EXERCISE:
Reproduce the data below in full and exclude every picture.

DATASET RECORDS:
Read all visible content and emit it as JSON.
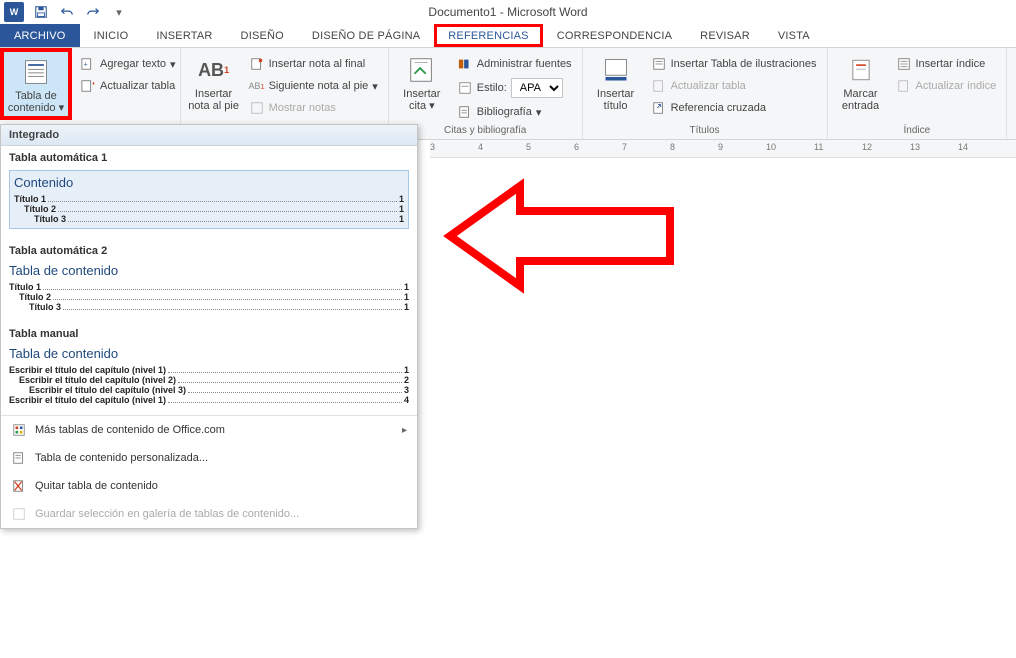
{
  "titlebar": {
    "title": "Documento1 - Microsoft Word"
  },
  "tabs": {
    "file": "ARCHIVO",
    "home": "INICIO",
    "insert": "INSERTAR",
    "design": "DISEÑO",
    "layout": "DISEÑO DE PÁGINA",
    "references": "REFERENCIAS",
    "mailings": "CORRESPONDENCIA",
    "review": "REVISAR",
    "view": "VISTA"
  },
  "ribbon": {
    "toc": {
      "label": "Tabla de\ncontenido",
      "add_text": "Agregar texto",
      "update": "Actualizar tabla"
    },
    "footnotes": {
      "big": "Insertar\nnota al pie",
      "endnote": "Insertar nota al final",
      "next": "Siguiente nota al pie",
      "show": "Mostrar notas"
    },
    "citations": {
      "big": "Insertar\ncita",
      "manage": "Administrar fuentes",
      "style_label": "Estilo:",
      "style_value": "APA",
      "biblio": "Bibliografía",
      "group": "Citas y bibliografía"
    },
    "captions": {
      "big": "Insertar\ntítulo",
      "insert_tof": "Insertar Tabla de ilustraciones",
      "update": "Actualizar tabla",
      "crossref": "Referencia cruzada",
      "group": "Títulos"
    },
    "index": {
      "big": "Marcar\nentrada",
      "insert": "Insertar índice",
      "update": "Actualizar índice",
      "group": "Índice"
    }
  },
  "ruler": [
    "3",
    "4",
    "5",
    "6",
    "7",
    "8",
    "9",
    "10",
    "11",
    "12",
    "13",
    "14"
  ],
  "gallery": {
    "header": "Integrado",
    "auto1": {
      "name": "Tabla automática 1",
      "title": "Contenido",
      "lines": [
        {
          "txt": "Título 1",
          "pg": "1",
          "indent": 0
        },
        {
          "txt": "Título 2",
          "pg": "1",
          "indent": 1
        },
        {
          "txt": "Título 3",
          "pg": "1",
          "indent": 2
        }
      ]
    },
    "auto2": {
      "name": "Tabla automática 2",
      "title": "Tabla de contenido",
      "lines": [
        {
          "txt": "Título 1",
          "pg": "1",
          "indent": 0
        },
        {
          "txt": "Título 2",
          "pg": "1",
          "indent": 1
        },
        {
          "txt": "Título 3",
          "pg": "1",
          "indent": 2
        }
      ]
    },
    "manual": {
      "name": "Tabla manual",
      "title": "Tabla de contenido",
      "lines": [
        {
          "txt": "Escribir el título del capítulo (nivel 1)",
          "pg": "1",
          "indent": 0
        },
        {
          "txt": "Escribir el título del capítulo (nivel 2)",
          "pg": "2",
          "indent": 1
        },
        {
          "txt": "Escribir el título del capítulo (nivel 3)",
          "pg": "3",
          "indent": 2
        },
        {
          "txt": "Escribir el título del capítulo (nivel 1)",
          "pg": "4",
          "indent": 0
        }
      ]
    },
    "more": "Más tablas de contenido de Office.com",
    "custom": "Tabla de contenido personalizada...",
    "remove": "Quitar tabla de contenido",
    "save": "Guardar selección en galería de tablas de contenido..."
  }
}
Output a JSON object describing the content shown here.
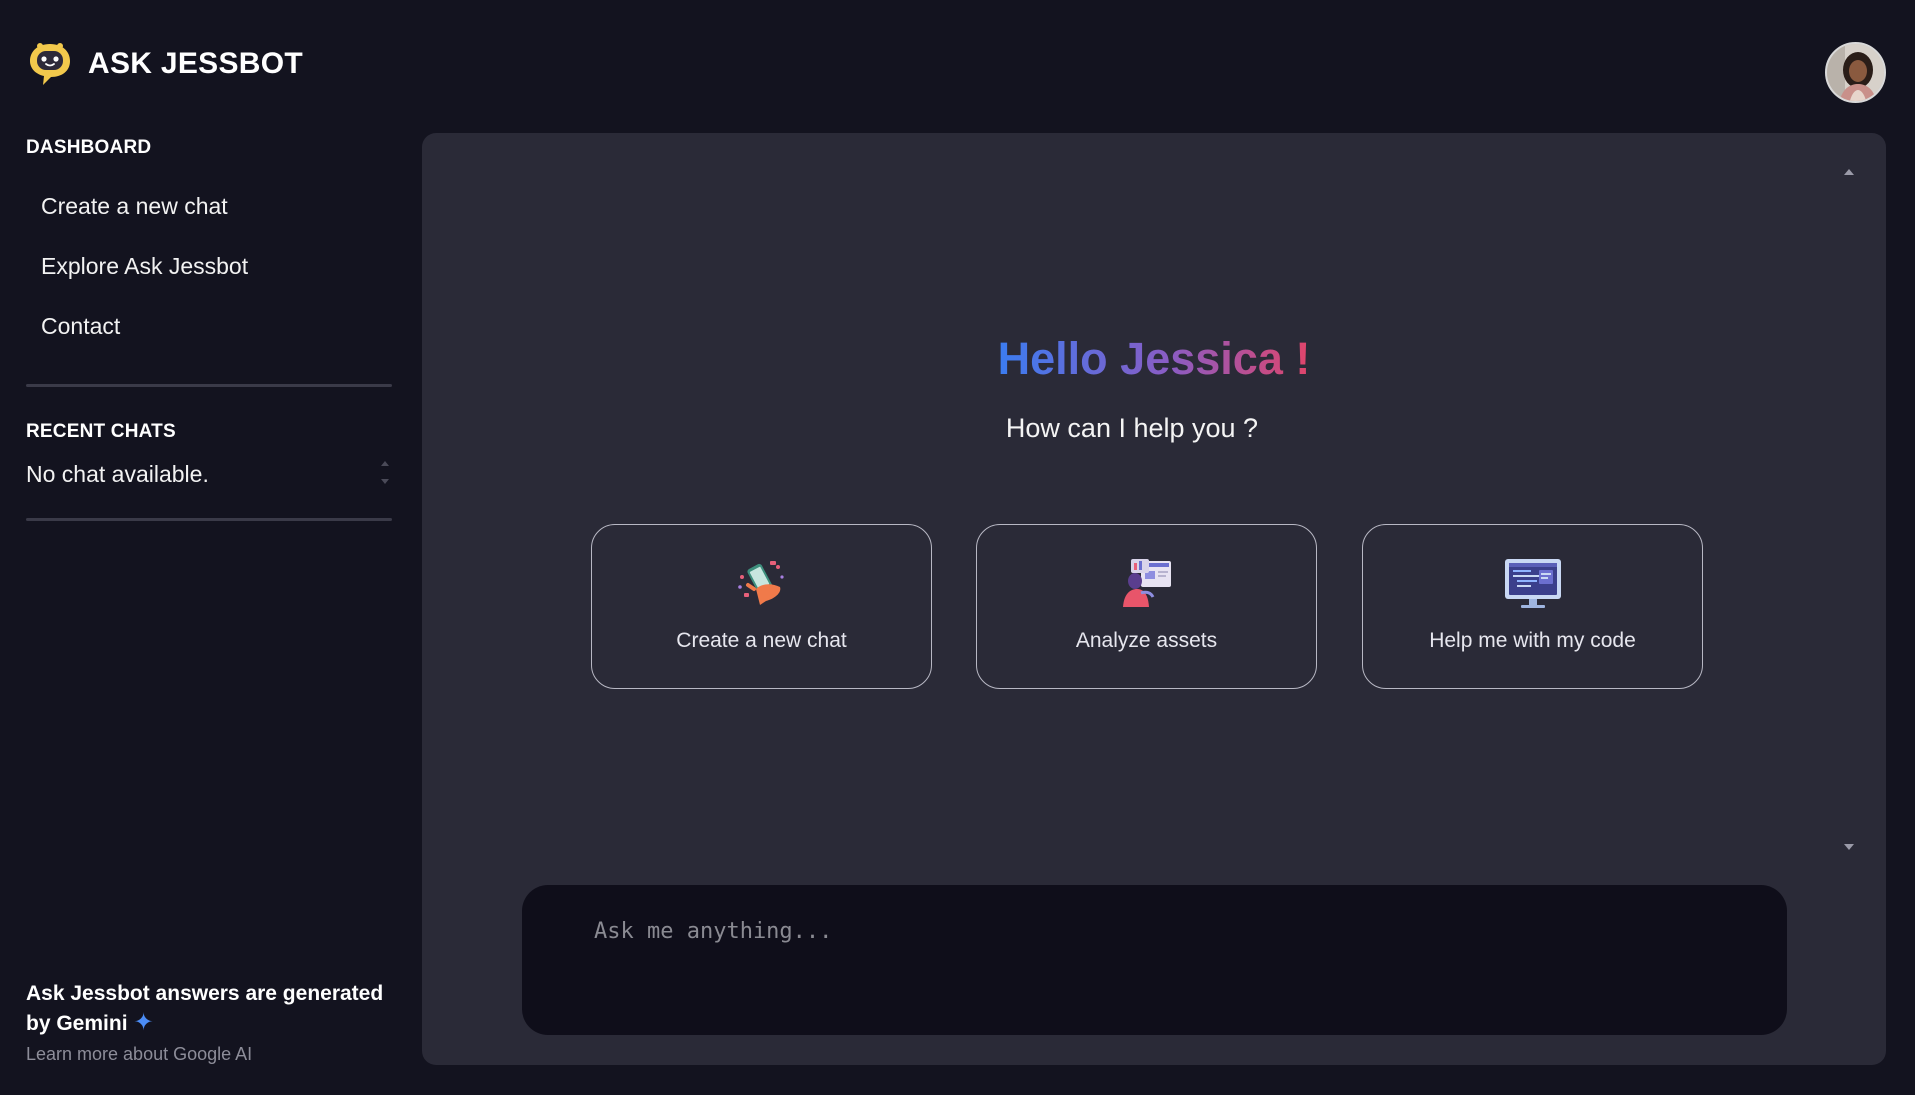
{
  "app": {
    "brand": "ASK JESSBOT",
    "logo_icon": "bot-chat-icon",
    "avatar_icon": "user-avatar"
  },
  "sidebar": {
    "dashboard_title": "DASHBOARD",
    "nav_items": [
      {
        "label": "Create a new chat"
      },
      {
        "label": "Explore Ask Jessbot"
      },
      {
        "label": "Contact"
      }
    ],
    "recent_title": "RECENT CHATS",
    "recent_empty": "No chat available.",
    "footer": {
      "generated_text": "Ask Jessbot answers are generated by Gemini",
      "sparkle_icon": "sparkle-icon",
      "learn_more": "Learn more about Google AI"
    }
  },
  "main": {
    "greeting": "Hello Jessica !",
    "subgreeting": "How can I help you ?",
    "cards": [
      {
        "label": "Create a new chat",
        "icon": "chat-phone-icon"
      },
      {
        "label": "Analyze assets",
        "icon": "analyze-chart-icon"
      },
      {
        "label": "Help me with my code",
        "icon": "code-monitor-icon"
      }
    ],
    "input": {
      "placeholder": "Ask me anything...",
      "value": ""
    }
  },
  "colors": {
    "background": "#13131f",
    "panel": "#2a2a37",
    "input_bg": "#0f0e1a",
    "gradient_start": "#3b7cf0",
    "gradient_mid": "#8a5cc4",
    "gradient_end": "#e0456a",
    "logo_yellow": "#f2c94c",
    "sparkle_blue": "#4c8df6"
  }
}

REPLY:
Read all visible content and emit it as JSON.
{
  "titlebar": {
    "title": "Documento1 - Microsoft Word"
  },
  "tabs": {
    "file": "ARCHIVO",
    "home": "INICIO",
    "insert": "INSERTAR",
    "design": "DISEÑO",
    "layout": "DISEÑO DE PÁGINA",
    "references": "REFERENCIAS",
    "mailings": "CORRESPONDENCIA",
    "review": "REVISAR",
    "view": "VISTA"
  },
  "ribbon": {
    "toc": {
      "label": "Tabla de\ncontenido",
      "add_text": "Agregar texto",
      "update": "Actualizar tabla"
    },
    "footnotes": {
      "big": "Insertar\nnota al pie",
      "endnote": "Insertar nota al final",
      "next": "Siguiente nota al pie",
      "show": "Mostrar notas"
    },
    "citations": {
      "big": "Insertar\ncita",
      "manage": "Administrar fuentes",
      "style_label": "Estilo:",
      "style_value": "APA",
      "biblio": "Bibliografía",
      "group": "Citas y bibliografía"
    },
    "captions": {
      "big": "Insertar\ntítulo",
      "insert_tof": "Insertar Tabla de ilustraciones",
      "update": "Actualizar tabla",
      "crossref": "Referencia cruzada",
      "group": "Títulos"
    },
    "index": {
      "big": "Marcar\nentrada",
      "insert": "Insertar índice",
      "update": "Actualizar índice",
      "group": "Índice"
    }
  },
  "ruler": [
    "3",
    "4",
    "5",
    "6",
    "7",
    "8",
    "9",
    "10",
    "11",
    "12",
    "13",
    "14"
  ],
  "gallery": {
    "header": "Integrado",
    "auto1": {
      "name": "Tabla automática 1",
      "title": "Contenido",
      "lines": [
        {
          "txt": "Título 1",
          "pg": "1",
          "indent": 0
        },
        {
          "txt": "Título 2",
          "pg": "1",
          "indent": 1
        },
        {
          "txt": "Título 3",
          "pg": "1",
          "indent": 2
        }
      ]
    },
    "auto2": {
      "name": "Tabla automática 2",
      "title": "Tabla de contenido",
      "lines": [
        {
          "txt": "Título 1",
          "pg": "1",
          "indent": 0
        },
        {
          "txt": "Título 2",
          "pg": "1",
          "indent": 1
        },
        {
          "txt": "Título 3",
          "pg": "1",
          "indent": 2
        }
      ]
    },
    "manual": {
      "name": "Tabla manual",
      "title": "Tabla de contenido",
      "lines": [
        {
          "txt": "Escribir el título del capítulo (nivel 1)",
          "pg": "1",
          "indent": 0
        },
        {
          "txt": "Escribir el título del capítulo (nivel 2)",
          "pg": "2",
          "indent": 1
        },
        {
          "txt": "Escribir el título del capítulo (nivel 3)",
          "pg": "3",
          "indent": 2
        },
        {
          "txt": "Escribir el título del capítulo (nivel 1)",
          "pg": "4",
          "indent": 0
        }
      ]
    },
    "more": "Más tablas de contenido de Office.com",
    "custom": "Tabla de contenido personalizada...",
    "remove": "Quitar tabla de contenido",
    "save": "Guardar selección en galería de tablas de contenido..."
  }
}
Output a JSON object describing the content shown here.
{
  "app": {
    "brand": "ASK JESSBOT",
    "logo_icon": "bot-chat-icon",
    "avatar_icon": "user-avatar"
  },
  "sidebar": {
    "dashboard_title": "DASHBOARD",
    "nav_items": [
      {
        "label": "Create a new chat"
      },
      {
        "label": "Explore Ask Jessbot"
      },
      {
        "label": "Contact"
      }
    ],
    "recent_title": "RECENT CHATS",
    "recent_empty": "No chat available.",
    "footer": {
      "generated_text": "Ask Jessbot answers are generated by Gemini",
      "sparkle_icon": "sparkle-icon",
      "learn_more": "Learn more about Google AI"
    }
  },
  "main": {
    "greeting": "Hello Jessica !",
    "subgreeting": "How can I help you ?",
    "cards": [
      {
        "label": "Create a new chat",
        "icon": "chat-phone-icon"
      },
      {
        "label": "Analyze assets",
        "icon": "analyze-chart-icon"
      },
      {
        "label": "Help me with my code",
        "icon": "code-monitor-icon"
      }
    ],
    "input": {
      "placeholder": "Ask me anything...",
      "value": ""
    }
  },
  "colors": {
    "background": "#13131f",
    "panel": "#2a2a37",
    "input_bg": "#0f0e1a",
    "gradient_start": "#3b7cf0",
    "gradient_mid": "#8a5cc4",
    "gradient_end": "#e0456a",
    "logo_yellow": "#f2c94c",
    "sparkle_blue": "#4c8df6"
  }
}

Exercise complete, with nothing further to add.